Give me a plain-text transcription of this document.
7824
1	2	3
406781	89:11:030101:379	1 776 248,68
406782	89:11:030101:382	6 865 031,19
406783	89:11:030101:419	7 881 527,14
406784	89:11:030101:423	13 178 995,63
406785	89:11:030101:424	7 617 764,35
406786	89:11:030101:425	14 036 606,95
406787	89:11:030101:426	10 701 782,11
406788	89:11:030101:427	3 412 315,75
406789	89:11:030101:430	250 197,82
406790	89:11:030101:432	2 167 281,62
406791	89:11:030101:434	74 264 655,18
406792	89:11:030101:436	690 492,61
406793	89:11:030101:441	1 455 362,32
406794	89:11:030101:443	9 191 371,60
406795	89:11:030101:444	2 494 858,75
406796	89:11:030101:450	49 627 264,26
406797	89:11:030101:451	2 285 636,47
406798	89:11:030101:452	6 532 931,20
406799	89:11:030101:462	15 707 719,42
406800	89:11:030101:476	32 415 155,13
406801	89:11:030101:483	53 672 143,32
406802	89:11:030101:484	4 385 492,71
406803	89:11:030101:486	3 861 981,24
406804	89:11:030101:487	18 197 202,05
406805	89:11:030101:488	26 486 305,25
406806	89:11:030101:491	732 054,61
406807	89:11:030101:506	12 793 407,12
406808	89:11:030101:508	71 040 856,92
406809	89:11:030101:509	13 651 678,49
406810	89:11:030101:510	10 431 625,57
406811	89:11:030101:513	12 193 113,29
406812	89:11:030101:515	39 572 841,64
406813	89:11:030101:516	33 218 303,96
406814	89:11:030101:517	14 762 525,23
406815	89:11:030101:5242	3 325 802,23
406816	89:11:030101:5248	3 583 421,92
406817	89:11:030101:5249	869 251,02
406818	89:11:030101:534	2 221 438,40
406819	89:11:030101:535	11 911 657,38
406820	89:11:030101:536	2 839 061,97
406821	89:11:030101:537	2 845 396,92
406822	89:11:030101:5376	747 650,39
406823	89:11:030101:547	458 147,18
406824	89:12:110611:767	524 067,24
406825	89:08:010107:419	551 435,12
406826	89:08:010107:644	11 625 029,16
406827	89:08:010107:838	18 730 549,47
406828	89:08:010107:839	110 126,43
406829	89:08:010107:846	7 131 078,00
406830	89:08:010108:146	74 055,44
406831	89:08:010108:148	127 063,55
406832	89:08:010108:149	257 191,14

**Goal**
Copy out each record from above, exactly.

**Reply to the exercise**
Give me a plain-text transcription of this document.
7824
1	2	3
406781	89:11:030101:379	1 776 248,68
406782	89:11:030101:382	6 865 031,19
406783	89:11:030101:419	7 881 527,14
406784	89:11:030101:423	13 178 995,63
406785	89:11:030101:424	7 617 764,35
406786	89:11:030101:425	14 036 606,95
406787	89:11:030101:426	10 701 782,11
406788	89:11:030101:427	3 412 315,75
406789	89:11:030101:430	250 197,82
406790	89:11:030101:432	2 167 281,62
406791	89:11:030101:434	74 264 655,18
406792	89:11:030101:436	690 492,61
406793	89:11:030101:441	1 455 362,32
406794	89:11:030101:443	9 191 371,60
406795	89:11:030101:444	2 494 858,75
406796	89:11:030101:450	49 627 264,26
406797	89:11:030101:451	2 285 636,47
406798	89:11:030101:452	6 532 931,20
406799	89:11:030101:462	15 707 719,42
406800	89:11:030101:476	32 415 155,13
406801	89:11:030101:483	53 672 143,32
406802	89:11:030101:484	4 385 492,71
406803	89:11:030101:486	3 861 981,24
406804	89:11:030101:487	18 197 202,05
406805	89:11:030101:488	26 486 305,25
406806	89:11:030101:491	732 054,61
406807	89:11:030101:506	12 793 407,12
406808	89:11:030101:508	71 040 856,92
406809	89:11:030101:509	13 651 678,49
406810	89:11:030101:510	10 431 625,57
406811	89:11:030101:513	12 193 113,29
406812	89:11:030101:515	39 572 841,64
406813	89:11:030101:516	33 218 303,96
406814	89:11:030101:517	14 762 525,23
406815	89:11:030101:5242	3 325 802,23
406816	89:11:030101:5248	3 583 421,92
406817	89:11:030101:5249	869 251,02
406818	89:11:030101:534	2 221 438,40
406819	89:11:030101:535	11 911 657,38
406820	89:11:030101:536	2 839 061,97
406821	89:11:030101:537	2 845 396,92
406822	89:11:030101:5376	747 650,39
406823	89:11:030101:547	458 147,18
406824	89:12:110611:767	524 067,24
406825	89:08:010107:419	551 435,12
406826	89:08:010107:644	11 625 029,16
406827	89:08:010107:838	18 730 549,47
406828	89:08:010107:839	110 126,43
406829	89:08:010107:846	7 131 078,00
406830	89:08:010108:146	74 055,44
406831	89:08:010108:148	127 063,55
406832	89:08:010108:149	257 191,14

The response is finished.